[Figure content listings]
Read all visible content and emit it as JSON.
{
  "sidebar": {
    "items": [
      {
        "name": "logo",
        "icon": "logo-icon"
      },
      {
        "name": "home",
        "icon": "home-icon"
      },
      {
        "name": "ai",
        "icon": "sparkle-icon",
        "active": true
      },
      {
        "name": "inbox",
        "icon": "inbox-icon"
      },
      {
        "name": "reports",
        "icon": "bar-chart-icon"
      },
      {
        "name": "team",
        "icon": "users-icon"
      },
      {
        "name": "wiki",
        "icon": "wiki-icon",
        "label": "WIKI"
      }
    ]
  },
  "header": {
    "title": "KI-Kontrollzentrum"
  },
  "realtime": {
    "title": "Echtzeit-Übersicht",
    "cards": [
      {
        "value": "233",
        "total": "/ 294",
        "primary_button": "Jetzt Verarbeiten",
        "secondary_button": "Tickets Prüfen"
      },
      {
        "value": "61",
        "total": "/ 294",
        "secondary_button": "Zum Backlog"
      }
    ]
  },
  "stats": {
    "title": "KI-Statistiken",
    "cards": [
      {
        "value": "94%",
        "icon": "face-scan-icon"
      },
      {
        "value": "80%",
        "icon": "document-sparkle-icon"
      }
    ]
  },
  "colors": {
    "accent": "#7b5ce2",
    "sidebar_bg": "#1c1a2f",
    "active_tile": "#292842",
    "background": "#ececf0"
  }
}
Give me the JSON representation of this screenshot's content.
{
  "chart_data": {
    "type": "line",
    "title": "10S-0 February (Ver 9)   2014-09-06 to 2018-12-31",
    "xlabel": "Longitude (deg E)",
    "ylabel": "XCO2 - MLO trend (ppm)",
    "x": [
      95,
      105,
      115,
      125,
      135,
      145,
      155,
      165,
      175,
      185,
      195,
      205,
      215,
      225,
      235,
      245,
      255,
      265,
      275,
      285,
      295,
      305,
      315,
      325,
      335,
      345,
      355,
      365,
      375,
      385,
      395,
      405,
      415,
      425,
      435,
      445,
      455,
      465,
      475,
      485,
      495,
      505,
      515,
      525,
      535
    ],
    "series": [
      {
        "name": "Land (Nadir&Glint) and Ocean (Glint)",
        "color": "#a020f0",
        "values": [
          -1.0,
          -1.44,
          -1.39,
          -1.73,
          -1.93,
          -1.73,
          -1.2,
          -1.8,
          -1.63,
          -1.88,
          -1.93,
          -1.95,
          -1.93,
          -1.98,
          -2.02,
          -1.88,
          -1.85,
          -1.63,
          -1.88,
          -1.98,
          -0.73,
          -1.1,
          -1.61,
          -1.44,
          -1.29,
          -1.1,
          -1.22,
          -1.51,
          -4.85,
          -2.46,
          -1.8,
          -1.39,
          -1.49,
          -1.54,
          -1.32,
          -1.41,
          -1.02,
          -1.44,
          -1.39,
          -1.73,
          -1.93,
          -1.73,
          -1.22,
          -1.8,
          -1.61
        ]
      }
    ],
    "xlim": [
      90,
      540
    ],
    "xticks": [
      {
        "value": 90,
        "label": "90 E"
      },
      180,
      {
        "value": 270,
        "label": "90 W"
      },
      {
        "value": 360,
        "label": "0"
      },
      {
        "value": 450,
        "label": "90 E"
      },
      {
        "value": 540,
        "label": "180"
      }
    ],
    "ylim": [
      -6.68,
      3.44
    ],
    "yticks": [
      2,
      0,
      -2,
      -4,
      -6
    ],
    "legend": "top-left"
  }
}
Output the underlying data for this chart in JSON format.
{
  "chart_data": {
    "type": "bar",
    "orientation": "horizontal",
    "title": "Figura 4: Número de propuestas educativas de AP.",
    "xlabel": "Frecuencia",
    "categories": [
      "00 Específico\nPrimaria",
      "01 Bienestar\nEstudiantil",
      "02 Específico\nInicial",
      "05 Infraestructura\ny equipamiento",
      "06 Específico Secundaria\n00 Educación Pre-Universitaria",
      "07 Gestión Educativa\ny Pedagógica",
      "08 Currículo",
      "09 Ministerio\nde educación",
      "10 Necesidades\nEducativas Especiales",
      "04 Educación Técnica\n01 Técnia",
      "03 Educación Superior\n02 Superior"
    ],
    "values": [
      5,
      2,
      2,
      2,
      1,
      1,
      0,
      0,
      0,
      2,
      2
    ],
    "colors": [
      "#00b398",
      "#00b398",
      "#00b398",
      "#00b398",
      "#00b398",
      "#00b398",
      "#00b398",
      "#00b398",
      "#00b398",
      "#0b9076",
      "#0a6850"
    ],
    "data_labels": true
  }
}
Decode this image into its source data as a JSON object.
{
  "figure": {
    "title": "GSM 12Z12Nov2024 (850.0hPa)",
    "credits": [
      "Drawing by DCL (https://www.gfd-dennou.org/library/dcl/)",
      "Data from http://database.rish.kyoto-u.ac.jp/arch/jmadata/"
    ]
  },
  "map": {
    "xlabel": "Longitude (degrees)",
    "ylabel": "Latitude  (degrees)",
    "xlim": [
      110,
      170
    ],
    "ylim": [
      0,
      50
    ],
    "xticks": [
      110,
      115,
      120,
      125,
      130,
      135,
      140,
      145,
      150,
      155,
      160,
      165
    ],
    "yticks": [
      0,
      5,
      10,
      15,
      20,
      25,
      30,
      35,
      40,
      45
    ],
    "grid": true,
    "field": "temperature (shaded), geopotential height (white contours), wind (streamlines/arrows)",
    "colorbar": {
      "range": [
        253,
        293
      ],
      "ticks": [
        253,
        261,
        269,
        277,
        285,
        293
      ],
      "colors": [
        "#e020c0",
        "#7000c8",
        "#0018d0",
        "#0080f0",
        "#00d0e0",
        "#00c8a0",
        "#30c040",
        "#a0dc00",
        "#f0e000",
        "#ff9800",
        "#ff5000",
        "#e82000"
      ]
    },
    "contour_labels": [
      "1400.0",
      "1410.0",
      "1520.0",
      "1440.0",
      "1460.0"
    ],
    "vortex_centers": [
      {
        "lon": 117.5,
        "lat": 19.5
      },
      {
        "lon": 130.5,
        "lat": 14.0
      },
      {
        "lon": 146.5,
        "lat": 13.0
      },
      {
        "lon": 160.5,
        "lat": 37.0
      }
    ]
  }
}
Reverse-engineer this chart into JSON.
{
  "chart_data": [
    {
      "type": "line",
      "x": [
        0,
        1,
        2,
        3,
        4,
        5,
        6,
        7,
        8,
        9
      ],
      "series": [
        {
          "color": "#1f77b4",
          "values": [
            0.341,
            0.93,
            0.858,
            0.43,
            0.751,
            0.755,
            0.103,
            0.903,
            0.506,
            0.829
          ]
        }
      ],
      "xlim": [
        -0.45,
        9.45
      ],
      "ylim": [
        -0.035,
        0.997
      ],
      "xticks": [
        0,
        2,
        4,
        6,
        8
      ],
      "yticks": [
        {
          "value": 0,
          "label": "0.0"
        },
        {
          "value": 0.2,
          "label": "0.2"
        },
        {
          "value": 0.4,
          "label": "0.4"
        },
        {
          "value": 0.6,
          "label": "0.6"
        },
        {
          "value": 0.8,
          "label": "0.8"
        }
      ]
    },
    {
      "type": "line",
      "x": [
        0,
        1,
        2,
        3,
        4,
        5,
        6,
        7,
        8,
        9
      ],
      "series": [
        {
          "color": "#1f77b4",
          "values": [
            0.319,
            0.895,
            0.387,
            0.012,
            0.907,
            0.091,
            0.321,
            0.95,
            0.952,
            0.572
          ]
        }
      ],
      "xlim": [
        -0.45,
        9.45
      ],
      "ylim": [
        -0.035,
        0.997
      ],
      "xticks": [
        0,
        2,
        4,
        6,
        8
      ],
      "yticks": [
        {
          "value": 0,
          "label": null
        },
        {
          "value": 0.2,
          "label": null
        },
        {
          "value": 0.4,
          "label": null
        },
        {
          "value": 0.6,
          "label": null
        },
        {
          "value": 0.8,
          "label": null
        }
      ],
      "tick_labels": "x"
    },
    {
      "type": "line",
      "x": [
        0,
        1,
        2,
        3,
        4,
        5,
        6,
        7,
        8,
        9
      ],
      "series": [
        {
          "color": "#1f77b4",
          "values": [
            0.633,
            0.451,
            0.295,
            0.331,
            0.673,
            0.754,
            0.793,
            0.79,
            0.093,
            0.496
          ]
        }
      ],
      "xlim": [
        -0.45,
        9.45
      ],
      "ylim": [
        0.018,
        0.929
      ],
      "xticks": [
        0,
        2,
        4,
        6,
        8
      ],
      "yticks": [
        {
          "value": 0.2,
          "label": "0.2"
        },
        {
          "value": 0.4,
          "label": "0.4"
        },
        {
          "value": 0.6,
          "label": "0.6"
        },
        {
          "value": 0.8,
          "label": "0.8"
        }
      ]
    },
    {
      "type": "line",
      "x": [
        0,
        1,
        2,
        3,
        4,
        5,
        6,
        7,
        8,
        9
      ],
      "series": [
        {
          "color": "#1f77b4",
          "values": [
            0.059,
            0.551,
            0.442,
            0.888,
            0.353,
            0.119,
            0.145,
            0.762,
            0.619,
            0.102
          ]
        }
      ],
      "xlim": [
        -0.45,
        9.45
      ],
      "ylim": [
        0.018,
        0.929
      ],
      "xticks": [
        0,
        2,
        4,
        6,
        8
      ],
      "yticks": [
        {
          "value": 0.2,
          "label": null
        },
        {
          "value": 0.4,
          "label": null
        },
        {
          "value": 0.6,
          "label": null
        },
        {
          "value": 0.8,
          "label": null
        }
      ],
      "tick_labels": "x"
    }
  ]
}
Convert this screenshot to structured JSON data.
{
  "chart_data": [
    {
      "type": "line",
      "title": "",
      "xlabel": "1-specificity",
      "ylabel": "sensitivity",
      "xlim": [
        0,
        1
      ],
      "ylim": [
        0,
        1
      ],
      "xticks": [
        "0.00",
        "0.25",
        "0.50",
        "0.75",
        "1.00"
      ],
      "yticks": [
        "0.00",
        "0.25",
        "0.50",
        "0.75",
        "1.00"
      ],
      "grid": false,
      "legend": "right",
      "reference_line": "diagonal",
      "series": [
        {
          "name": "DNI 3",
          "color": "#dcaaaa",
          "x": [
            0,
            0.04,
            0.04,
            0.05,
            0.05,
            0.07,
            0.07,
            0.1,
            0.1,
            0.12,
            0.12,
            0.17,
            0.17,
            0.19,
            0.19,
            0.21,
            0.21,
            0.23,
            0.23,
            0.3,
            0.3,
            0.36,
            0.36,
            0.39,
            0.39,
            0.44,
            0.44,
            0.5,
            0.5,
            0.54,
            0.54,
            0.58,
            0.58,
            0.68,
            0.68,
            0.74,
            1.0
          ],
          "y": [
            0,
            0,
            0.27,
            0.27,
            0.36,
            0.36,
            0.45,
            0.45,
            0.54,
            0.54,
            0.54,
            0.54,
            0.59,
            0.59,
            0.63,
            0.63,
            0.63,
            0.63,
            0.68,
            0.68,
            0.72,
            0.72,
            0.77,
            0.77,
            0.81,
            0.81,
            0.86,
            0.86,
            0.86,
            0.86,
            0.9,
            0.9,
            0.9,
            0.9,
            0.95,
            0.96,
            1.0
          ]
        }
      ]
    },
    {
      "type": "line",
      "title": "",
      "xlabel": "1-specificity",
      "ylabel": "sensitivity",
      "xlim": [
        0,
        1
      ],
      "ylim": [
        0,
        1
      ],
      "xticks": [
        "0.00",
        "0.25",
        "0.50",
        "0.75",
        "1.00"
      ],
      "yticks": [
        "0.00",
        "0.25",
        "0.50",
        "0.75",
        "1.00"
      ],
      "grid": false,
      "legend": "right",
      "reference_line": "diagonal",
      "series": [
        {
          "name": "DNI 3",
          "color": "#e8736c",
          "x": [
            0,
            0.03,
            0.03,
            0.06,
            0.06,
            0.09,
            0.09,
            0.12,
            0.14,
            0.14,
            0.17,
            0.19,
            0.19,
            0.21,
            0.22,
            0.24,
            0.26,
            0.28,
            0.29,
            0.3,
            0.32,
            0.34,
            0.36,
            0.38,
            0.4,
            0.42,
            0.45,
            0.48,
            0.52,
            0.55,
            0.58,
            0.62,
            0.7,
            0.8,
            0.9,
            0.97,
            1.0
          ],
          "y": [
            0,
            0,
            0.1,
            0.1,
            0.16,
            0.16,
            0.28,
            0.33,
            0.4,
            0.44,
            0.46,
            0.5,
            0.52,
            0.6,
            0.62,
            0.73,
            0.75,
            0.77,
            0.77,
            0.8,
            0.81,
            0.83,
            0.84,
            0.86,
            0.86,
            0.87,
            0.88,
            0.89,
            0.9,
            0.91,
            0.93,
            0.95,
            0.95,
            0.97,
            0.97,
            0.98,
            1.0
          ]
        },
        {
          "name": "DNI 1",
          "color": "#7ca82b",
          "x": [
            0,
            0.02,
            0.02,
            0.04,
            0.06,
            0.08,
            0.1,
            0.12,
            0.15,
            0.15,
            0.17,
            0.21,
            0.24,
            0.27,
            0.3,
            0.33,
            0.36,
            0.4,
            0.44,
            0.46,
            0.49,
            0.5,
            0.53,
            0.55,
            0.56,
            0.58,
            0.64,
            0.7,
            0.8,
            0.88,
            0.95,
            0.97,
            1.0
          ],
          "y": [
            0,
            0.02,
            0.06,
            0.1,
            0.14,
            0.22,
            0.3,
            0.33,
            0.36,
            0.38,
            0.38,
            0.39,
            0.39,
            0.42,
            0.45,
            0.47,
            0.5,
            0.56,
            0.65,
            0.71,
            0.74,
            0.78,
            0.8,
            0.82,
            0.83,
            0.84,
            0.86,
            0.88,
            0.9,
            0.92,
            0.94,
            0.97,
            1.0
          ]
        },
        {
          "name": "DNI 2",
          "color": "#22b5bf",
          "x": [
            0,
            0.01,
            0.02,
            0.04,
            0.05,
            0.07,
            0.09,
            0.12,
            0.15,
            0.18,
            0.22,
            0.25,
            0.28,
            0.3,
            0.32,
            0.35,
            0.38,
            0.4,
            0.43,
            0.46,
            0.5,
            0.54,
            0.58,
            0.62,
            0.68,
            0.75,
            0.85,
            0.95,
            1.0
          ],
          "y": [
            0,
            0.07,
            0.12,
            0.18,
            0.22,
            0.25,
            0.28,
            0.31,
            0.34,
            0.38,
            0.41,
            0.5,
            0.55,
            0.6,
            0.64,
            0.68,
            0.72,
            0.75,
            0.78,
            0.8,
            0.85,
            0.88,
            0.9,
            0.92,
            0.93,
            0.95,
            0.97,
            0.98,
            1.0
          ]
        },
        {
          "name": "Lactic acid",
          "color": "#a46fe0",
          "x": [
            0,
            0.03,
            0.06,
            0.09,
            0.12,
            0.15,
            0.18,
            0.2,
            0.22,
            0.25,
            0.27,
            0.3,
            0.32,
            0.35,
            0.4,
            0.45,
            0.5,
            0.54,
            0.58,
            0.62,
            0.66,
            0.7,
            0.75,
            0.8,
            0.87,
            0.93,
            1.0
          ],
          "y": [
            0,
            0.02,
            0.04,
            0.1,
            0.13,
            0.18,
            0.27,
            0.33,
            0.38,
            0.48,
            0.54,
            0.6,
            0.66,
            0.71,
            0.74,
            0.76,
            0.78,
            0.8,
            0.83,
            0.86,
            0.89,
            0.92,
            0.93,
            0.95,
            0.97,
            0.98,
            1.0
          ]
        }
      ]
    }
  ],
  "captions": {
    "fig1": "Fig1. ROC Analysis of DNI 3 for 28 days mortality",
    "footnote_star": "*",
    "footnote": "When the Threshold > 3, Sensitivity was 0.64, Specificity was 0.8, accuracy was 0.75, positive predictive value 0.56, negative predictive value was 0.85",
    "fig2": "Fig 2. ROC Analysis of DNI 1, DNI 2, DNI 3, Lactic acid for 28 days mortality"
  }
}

Do this: State the count of lines with the word "ylabel" in them, and write nothing else.

Output for this task: 4